SFIDA A:
Riscrivi le righe dei record a partire dall'inizio e fino a quella che contiene "paragraph-1 [190,152,881,438]", sostituendo "text-line" con "riga" e lasciando invariato tutto il resto.

***** BRANO FORNITO *****

Alexandre Pato ha 30 anni. È più giovane di Messi, Cristiano Ronaldo, Benzema, Lewandowski, Aubameyang, Agüero, Suárez. La percezione che abbiamo di lui, però, è ormai da tempo filtrata dalla patina della nostalgia più malinconica, quella che riserviamo a ciò che sarebbe potuto essere ma non è mai stato, alla promessa che non si è mai potuta compiere.
Pato sembrava il più tipico dei predestinati: l’arrivo al Milan ancora minorenne per la cifra record di 22 milioni, l’esordio con gol a San Siro al fianco di Kaká e Ronaldo, qualità tecniche e atletiche che lasciavano pochi dubbi circa la luminosità del suo futuro.
Questa dimensione di Pato, la sua “prima carriera”, termina invece di fatto nel 2011, quando alternandosi con Robinho al fianco di Ibrahimović è tra i protagonisti dell’ultimo Scudetto rossonero. Quella vittoria rappresenta il canto del cigno per tanti grandi giocatori – Abbiati, Nesta, Gattuso, Ambrosini, Pirlo, Seedorf -, ma era difficile immaginare che potesse esserlo anche per il “Papero”.

***** RECORD *****

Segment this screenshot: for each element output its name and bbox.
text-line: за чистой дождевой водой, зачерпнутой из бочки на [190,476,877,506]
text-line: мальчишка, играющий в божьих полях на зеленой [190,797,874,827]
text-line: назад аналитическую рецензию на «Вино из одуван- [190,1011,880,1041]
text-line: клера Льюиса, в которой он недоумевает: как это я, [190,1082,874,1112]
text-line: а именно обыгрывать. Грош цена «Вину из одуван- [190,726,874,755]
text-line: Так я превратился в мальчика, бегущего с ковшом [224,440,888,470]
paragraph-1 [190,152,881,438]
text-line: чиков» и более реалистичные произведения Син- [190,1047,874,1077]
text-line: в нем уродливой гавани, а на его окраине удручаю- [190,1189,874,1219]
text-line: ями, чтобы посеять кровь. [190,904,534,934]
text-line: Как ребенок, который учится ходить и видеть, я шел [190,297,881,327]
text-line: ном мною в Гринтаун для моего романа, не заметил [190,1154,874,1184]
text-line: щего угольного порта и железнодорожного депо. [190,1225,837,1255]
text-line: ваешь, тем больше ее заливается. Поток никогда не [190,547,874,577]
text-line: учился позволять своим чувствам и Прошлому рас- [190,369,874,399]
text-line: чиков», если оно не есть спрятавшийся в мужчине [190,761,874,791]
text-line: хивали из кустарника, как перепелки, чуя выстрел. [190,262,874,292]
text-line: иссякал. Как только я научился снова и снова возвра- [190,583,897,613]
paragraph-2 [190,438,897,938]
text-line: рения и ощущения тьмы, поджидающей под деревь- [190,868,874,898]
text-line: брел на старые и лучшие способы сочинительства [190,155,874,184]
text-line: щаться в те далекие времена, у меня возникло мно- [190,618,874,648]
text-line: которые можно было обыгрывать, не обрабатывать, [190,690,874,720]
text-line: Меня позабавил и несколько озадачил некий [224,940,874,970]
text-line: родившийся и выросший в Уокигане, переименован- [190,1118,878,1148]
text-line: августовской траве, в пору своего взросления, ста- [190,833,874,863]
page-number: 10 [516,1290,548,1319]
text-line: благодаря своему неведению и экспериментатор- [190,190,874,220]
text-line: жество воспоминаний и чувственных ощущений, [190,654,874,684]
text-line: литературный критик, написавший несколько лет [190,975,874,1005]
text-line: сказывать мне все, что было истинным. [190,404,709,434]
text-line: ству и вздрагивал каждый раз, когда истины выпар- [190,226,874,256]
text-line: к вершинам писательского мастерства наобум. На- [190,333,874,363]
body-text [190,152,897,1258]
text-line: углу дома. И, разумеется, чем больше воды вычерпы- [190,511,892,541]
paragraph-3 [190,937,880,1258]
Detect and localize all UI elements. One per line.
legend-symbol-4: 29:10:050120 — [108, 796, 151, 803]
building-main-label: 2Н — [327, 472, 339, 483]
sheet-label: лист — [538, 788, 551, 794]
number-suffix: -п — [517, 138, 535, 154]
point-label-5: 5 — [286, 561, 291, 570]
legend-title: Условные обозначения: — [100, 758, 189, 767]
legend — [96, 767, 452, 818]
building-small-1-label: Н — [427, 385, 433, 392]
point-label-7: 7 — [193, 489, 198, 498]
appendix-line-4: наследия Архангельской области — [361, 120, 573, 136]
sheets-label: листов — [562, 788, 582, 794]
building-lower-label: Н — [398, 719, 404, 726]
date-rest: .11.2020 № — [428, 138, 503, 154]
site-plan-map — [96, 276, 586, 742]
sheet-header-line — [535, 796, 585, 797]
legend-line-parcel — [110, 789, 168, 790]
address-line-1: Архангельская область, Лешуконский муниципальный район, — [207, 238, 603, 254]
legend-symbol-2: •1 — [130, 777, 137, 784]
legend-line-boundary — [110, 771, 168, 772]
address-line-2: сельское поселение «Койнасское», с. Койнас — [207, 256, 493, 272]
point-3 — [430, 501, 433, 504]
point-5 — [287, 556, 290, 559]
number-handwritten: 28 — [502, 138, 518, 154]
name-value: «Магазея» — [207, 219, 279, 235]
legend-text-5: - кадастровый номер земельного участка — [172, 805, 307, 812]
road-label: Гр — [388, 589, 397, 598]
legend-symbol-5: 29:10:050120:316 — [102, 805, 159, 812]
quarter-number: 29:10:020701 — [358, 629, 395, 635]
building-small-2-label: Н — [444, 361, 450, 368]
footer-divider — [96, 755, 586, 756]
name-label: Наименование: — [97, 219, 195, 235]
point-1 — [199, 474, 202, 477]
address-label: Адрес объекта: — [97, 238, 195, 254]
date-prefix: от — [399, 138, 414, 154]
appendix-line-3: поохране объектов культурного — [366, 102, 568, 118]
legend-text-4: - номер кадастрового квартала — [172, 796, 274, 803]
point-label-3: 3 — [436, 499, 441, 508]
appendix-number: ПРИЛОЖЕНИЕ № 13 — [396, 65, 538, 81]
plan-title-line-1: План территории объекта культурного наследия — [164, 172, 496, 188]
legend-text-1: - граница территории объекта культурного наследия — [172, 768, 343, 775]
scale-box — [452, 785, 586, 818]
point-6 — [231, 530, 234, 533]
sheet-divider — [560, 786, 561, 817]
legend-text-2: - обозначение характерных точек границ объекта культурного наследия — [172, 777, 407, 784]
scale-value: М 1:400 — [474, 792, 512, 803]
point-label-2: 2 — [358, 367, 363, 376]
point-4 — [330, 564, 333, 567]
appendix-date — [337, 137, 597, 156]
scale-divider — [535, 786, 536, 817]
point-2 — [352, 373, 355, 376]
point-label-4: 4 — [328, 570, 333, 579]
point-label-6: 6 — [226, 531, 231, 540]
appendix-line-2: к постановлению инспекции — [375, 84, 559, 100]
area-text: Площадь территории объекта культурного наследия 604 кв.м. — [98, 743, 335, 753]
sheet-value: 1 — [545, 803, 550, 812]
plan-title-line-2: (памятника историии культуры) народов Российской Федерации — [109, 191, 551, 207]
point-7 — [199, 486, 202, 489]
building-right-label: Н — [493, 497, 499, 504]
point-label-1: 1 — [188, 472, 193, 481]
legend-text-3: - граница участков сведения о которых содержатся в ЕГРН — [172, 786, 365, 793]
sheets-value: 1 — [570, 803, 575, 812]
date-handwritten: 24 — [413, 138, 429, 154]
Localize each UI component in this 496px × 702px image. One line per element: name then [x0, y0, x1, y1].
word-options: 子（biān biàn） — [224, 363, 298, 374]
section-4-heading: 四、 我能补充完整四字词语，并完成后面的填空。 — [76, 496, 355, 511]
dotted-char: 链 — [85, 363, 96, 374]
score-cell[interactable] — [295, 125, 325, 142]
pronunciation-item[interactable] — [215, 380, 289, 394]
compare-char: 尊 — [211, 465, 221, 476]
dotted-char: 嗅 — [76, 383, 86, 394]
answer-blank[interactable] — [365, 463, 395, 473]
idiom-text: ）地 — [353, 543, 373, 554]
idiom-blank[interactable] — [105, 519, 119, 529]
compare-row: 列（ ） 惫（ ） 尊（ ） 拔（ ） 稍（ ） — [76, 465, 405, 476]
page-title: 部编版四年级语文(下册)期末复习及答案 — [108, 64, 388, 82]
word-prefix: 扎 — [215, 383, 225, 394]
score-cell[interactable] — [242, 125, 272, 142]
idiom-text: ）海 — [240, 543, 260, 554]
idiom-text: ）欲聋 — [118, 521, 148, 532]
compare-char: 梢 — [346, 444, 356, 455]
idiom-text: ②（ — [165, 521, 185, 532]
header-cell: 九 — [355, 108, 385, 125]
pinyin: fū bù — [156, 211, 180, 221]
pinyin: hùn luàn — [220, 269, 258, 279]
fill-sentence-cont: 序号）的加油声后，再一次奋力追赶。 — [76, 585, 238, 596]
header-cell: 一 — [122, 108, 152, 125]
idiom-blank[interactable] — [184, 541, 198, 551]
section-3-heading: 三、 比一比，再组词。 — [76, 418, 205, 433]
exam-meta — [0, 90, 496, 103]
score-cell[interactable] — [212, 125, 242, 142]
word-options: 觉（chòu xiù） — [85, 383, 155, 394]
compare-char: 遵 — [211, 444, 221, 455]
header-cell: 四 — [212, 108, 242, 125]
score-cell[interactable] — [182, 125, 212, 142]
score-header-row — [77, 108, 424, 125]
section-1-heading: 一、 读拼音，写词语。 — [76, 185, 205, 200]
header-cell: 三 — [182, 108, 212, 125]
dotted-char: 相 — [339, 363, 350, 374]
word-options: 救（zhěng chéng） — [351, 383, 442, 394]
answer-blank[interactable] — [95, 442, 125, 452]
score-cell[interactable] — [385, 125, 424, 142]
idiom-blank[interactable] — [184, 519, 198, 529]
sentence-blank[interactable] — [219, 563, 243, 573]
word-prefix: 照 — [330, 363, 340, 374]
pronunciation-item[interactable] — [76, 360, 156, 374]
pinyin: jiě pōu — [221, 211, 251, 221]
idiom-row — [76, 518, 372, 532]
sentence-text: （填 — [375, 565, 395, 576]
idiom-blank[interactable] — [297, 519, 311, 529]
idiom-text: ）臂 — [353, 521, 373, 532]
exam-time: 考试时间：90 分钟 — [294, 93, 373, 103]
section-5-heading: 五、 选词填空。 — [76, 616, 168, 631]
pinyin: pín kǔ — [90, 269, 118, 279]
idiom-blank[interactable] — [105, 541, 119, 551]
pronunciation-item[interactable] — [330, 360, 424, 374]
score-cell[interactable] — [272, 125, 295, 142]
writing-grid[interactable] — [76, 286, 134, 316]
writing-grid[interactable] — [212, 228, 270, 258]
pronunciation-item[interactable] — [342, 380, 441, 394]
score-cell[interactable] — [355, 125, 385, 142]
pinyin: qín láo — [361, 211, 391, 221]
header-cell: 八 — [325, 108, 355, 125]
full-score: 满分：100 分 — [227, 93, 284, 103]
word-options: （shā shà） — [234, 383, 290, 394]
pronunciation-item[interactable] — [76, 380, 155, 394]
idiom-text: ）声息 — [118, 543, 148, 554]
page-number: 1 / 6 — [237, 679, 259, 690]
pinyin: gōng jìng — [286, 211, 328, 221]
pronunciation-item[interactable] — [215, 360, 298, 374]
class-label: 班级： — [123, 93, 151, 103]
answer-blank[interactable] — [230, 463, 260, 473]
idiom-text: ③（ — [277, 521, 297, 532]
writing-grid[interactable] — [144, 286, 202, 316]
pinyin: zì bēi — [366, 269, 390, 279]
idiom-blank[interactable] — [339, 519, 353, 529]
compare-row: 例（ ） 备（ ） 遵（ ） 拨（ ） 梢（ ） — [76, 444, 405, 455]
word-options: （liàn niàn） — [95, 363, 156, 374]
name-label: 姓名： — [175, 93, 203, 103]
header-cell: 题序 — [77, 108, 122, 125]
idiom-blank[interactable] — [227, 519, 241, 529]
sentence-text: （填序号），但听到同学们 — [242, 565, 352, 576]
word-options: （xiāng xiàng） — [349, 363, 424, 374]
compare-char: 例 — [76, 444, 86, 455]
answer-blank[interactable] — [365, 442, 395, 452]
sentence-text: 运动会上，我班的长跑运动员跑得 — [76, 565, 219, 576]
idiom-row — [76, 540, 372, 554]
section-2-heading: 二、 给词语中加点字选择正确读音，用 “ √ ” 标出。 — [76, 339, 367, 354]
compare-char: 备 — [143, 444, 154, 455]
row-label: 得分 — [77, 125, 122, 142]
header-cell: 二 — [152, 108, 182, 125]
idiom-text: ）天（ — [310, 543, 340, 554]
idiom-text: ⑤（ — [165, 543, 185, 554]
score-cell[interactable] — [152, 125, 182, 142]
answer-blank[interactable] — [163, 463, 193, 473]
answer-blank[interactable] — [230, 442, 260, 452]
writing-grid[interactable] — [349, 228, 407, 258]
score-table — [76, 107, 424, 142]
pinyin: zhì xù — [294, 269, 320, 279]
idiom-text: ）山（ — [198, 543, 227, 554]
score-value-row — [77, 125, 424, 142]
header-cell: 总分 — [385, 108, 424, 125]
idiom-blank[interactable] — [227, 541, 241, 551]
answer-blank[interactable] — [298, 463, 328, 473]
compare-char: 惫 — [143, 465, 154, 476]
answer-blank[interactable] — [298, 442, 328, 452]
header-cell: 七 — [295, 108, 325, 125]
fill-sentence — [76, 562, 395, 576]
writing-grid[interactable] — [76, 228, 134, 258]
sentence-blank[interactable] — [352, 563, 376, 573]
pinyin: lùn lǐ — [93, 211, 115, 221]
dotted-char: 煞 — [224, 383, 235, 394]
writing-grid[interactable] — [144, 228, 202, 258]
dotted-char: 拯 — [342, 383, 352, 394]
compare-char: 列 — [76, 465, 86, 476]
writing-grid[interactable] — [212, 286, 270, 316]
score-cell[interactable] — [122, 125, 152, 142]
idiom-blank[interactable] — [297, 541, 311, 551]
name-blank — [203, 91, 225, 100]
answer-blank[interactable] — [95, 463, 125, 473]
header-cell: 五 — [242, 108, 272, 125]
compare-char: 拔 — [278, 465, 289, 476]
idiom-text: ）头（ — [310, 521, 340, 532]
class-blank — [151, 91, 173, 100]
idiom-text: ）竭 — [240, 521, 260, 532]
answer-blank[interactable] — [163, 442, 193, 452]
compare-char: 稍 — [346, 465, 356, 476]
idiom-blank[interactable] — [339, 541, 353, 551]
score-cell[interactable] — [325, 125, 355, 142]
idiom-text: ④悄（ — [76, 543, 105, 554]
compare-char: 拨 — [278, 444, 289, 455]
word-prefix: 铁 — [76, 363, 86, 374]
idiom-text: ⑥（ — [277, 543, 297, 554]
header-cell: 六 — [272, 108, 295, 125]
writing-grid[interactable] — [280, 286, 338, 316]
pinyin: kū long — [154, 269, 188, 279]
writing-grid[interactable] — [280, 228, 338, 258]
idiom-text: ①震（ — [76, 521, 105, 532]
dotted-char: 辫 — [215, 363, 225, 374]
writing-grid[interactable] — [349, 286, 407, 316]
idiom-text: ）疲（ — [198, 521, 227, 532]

*****

SFIDA B:
Prosegui il brano su Alexandre Pato a partire dal punto in cui si interrompe.

RISULTATO ATTESO A:
Segment this screenshot: for each element output its name and bbox.
riga: за чистой дождевой водой, зачерпнутой из бочки на [190,476,877,506]
riga: мальчишка, играющий в божьих полях на зеленой [190,797,874,827]
riga: назад аналитическую рецензию на «Вино из одуван- [190,1011,880,1041]
riga: клера Льюиса, в которой он недоумевает: как это я, [190,1082,874,1112]
riga: а именно обыгрывать. Грош цена «Вину из одуван- [190,726,874,755]
riga: Так я превратился в мальчика, бегущего с ковшом [224,440,888,470]
paragraph-1 [190,152,881,438]

RISULTATO ATTESO B:
Qualche avvisaglia c’era già stata – i primi infortuni, le difficoltà nell’accettare un ruolo non di primissimo piano rispetto a Ibra – ma da quel momento in poi il declino è vertiginoso: nel seguente anno e mezzo raccoglie 25 presenze e la miseria di 6 reti, e a gennaio 2013 per il 23enne Pato è già tempo di fare ritorno in Brasile.
Il Corinthians investe su di lui una cifra importante – 15 milioni di euro – ma l’impatto è deludente e dopo una sola stagione da 17 gol in 62 partite finisce in prestito biennale al San Paolo, dove ritrova una discreta vena realizzativa (39 gol in 112 presenze) ma soprattutto l’integrità fisica, che a sorpresa da allora in avanti non sarà più il suo tallone d’Achille.
La sua ambizione però è ancora quella di riscattarsi in Europa, e arrivano prima il fallimentare prestito al Chelsea – dove tra gennaio a maggio 2016 raccoglie solo 2 presenze (con un gol su rigore) – e poi la grande occasione al Villarreal, con cui firma un quadriennale; anche qui le cose però non vanno come sperato, e dopo soli sei mesi (con 6 gol in 24 presenze) è già il momento di imboccare il viale del tramonto con un ricco contratto cinese al Tianjin Quanjian.
In quel calcio Pato è ancora in grado di fare la differenza: danza tra i difensori con la leggiadria dei tempi migliori, ma è pur sempre un contesto in cui l’ex-Palermo Erin Zahavi riesce a segnare quasi 30 gol a stagione.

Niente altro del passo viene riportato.